INPUT ROWS:
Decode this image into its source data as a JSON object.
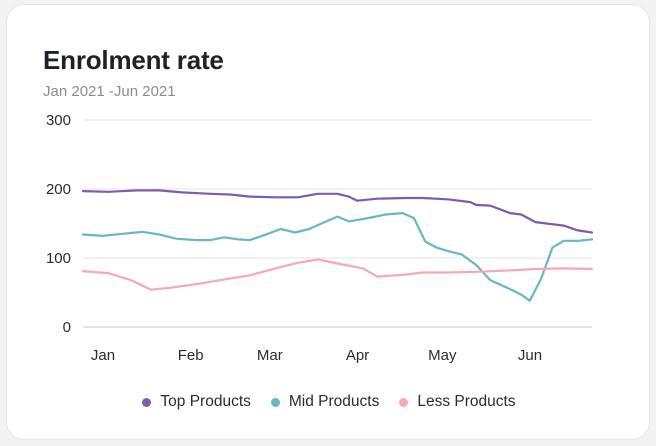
{
  "card": {
    "title": "Enrolment rate",
    "subtitle": "Jan 2021 -Jun 2021"
  },
  "chart_data": {
    "type": "line",
    "title": "Enrolment rate",
    "subtitle": "Jan 2021 -Jun 2021",
    "xlabel": "",
    "ylabel": "",
    "x_tick_labels": [
      "Jan",
      "Feb",
      "Mar",
      "Apr",
      "May",
      "Jun"
    ],
    "y_ticks": [
      0,
      100,
      200,
      300
    ],
    "ylim": [
      0,
      300
    ],
    "xlim": [
      "2021-01-01",
      "2021-06-30"
    ],
    "grid": "horizontal",
    "legend_position": "bottom",
    "series": [
      {
        "name": "Top Products",
        "color": "#7b5cb0",
        "points": [
          [
            "2021-01-01",
            197
          ],
          [
            "2021-01-10",
            196
          ],
          [
            "2021-01-20",
            198
          ],
          [
            "2021-01-28",
            198
          ],
          [
            "2021-02-05",
            195
          ],
          [
            "2021-02-15",
            193
          ],
          [
            "2021-02-22",
            192
          ],
          [
            "2021-03-01",
            189
          ],
          [
            "2021-03-10",
            188
          ],
          [
            "2021-03-18",
            188
          ],
          [
            "2021-03-25",
            193
          ],
          [
            "2021-04-01",
            193
          ],
          [
            "2021-04-05",
            189
          ],
          [
            "2021-04-08",
            183
          ],
          [
            "2021-04-15",
            186
          ],
          [
            "2021-04-25",
            187
          ],
          [
            "2021-05-01",
            187
          ],
          [
            "2021-05-10",
            185
          ],
          [
            "2021-05-18",
            181
          ],
          [
            "2021-05-20",
            177
          ],
          [
            "2021-05-25",
            176
          ],
          [
            "2021-06-01",
            165
          ],
          [
            "2021-06-05",
            163
          ],
          [
            "2021-06-10",
            152
          ],
          [
            "2021-06-20",
            147
          ],
          [
            "2021-06-25",
            140
          ],
          [
            "2021-06-30",
            137
          ]
        ]
      },
      {
        "name": "Mid Products",
        "color": "#6ab8bf",
        "points": [
          [
            "2021-01-01",
            134
          ],
          [
            "2021-01-08",
            132
          ],
          [
            "2021-01-15",
            135
          ],
          [
            "2021-01-22",
            138
          ],
          [
            "2021-01-28",
            134
          ],
          [
            "2021-02-03",
            128
          ],
          [
            "2021-02-10",
            126
          ],
          [
            "2021-02-15",
            126
          ],
          [
            "2021-02-20",
            130
          ],
          [
            "2021-02-25",
            127
          ],
          [
            "2021-03-01",
            126
          ],
          [
            "2021-03-06",
            133
          ],
          [
            "2021-03-12",
            142
          ],
          [
            "2021-03-17",
            137
          ],
          [
            "2021-03-22",
            142
          ],
          [
            "2021-03-28",
            153
          ],
          [
            "2021-04-01",
            160
          ],
          [
            "2021-04-05",
            153
          ],
          [
            "2021-04-12",
            158
          ],
          [
            "2021-04-18",
            163
          ],
          [
            "2021-04-24",
            165
          ],
          [
            "2021-04-28",
            158
          ],
          [
            "2021-05-02",
            124
          ],
          [
            "2021-05-06",
            115
          ],
          [
            "2021-05-10",
            110
          ],
          [
            "2021-05-15",
            105
          ],
          [
            "2021-05-20",
            90
          ],
          [
            "2021-05-25",
            68
          ],
          [
            "2021-06-01",
            55
          ],
          [
            "2021-06-05",
            47
          ],
          [
            "2021-06-08",
            38
          ],
          [
            "2021-06-12",
            70
          ],
          [
            "2021-06-16",
            115
          ],
          [
            "2021-06-20",
            125
          ],
          [
            "2021-06-25",
            125
          ],
          [
            "2021-06-30",
            127
          ]
        ]
      },
      {
        "name": "Less Products",
        "color": "#f7a9b3",
        "points": [
          [
            "2021-01-01",
            81
          ],
          [
            "2021-01-10",
            78
          ],
          [
            "2021-01-18",
            68
          ],
          [
            "2021-01-25",
            54
          ],
          [
            "2021-02-01",
            57
          ],
          [
            "2021-02-10",
            62
          ],
          [
            "2021-02-20",
            69
          ],
          [
            "2021-03-01",
            75
          ],
          [
            "2021-03-10",
            85
          ],
          [
            "2021-03-18",
            93
          ],
          [
            "2021-03-25",
            98
          ],
          [
            "2021-04-01",
            92
          ],
          [
            "2021-04-10",
            85
          ],
          [
            "2021-04-15",
            73
          ],
          [
            "2021-04-25",
            76
          ],
          [
            "2021-05-01",
            79
          ],
          [
            "2021-05-10",
            79
          ],
          [
            "2021-05-20",
            80
          ],
          [
            "2021-06-01",
            82
          ],
          [
            "2021-06-10",
            84
          ],
          [
            "2021-06-20",
            85
          ],
          [
            "2021-06-30",
            84
          ]
        ]
      }
    ]
  }
}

WRITTEN INSTRUCTION: Make an exact copy of the records above, with the pictures left out.

EXPECTED OUTPUT:
Decode this image into its source data as a JSON object.
{
  "card": {
    "title": "Enrolment rate",
    "subtitle": "Jan 2021 -Jun 2021"
  },
  "chart_data": {
    "type": "line",
    "title": "Enrolment rate",
    "subtitle": "Jan 2021 -Jun 2021",
    "xlabel": "",
    "ylabel": "",
    "x_tick_labels": [
      "Jan",
      "Feb",
      "Mar",
      "Apr",
      "May",
      "Jun"
    ],
    "y_ticks": [
      0,
      100,
      200,
      300
    ],
    "ylim": [
      0,
      300
    ],
    "xlim": [
      "2021-01-01",
      "2021-06-30"
    ],
    "grid": "horizontal",
    "legend_position": "bottom",
    "series": [
      {
        "name": "Top Products",
        "color": "#7b5cb0",
        "points": [
          [
            "2021-01-01",
            197
          ],
          [
            "2021-01-10",
            196
          ],
          [
            "2021-01-20",
            198
          ],
          [
            "2021-01-28",
            198
          ],
          [
            "2021-02-05",
            195
          ],
          [
            "2021-02-15",
            193
          ],
          [
            "2021-02-22",
            192
          ],
          [
            "2021-03-01",
            189
          ],
          [
            "2021-03-10",
            188
          ],
          [
            "2021-03-18",
            188
          ],
          [
            "2021-03-25",
            193
          ],
          [
            "2021-04-01",
            193
          ],
          [
            "2021-04-05",
            189
          ],
          [
            "2021-04-08",
            183
          ],
          [
            "2021-04-15",
            186
          ],
          [
            "2021-04-25",
            187
          ],
          [
            "2021-05-01",
            187
          ],
          [
            "2021-05-10",
            185
          ],
          [
            "2021-05-18",
            181
          ],
          [
            "2021-05-20",
            177
          ],
          [
            "2021-05-25",
            176
          ],
          [
            "2021-06-01",
            165
          ],
          [
            "2021-06-05",
            163
          ],
          [
            "2021-06-10",
            152
          ],
          [
            "2021-06-20",
            147
          ],
          [
            "2021-06-25",
            140
          ],
          [
            "2021-06-30",
            137
          ]
        ]
      },
      {
        "name": "Mid Products",
        "color": "#6ab8bf",
        "points": [
          [
            "2021-01-01",
            134
          ],
          [
            "2021-01-08",
            132
          ],
          [
            "2021-01-15",
            135
          ],
          [
            "2021-01-22",
            138
          ],
          [
            "2021-01-28",
            134
          ],
          [
            "2021-02-03",
            128
          ],
          [
            "2021-02-10",
            126
          ],
          [
            "2021-02-15",
            126
          ],
          [
            "2021-02-20",
            130
          ],
          [
            "2021-02-25",
            127
          ],
          [
            "2021-03-01",
            126
          ],
          [
            "2021-03-06",
            133
          ],
          [
            "2021-03-12",
            142
          ],
          [
            "2021-03-17",
            137
          ],
          [
            "2021-03-22",
            142
          ],
          [
            "2021-03-28",
            153
          ],
          [
            "2021-04-01",
            160
          ],
          [
            "2021-04-05",
            153
          ],
          [
            "2021-04-12",
            158
          ],
          [
            "2021-04-18",
            163
          ],
          [
            "2021-04-24",
            165
          ],
          [
            "2021-04-28",
            158
          ],
          [
            "2021-05-02",
            124
          ],
          [
            "2021-05-06",
            115
          ],
          [
            "2021-05-10",
            110
          ],
          [
            "2021-05-15",
            105
          ],
          [
            "2021-05-20",
            90
          ],
          [
            "2021-05-25",
            68
          ],
          [
            "2021-06-01",
            55
          ],
          [
            "2021-06-05",
            47
          ],
          [
            "2021-06-08",
            38
          ],
          [
            "2021-06-12",
            70
          ],
          [
            "2021-06-16",
            115
          ],
          [
            "2021-06-20",
            125
          ],
          [
            "2021-06-25",
            125
          ],
          [
            "2021-06-30",
            127
          ]
        ]
      },
      {
        "name": "Less Products",
        "color": "#f7a9b3",
        "points": [
          [
            "2021-01-01",
            81
          ],
          [
            "2021-01-10",
            78
          ],
          [
            "2021-01-18",
            68
          ],
          [
            "2021-01-25",
            54
          ],
          [
            "2021-02-01",
            57
          ],
          [
            "2021-02-10",
            62
          ],
          [
            "2021-02-20",
            69
          ],
          [
            "2021-03-01",
            75
          ],
          [
            "2021-03-10",
            85
          ],
          [
            "2021-03-18",
            93
          ],
          [
            "2021-03-25",
            98
          ],
          [
            "2021-04-01",
            92
          ],
          [
            "2021-04-10",
            85
          ],
          [
            "2021-04-15",
            73
          ],
          [
            "2021-04-25",
            76
          ],
          [
            "2021-05-01",
            79
          ],
          [
            "2021-05-10",
            79
          ],
          [
            "2021-05-20",
            80
          ],
          [
            "2021-06-01",
            82
          ],
          [
            "2021-06-10",
            84
          ],
          [
            "2021-06-20",
            85
          ],
          [
            "2021-06-30",
            84
          ]
        ]
      }
    ]
  }
}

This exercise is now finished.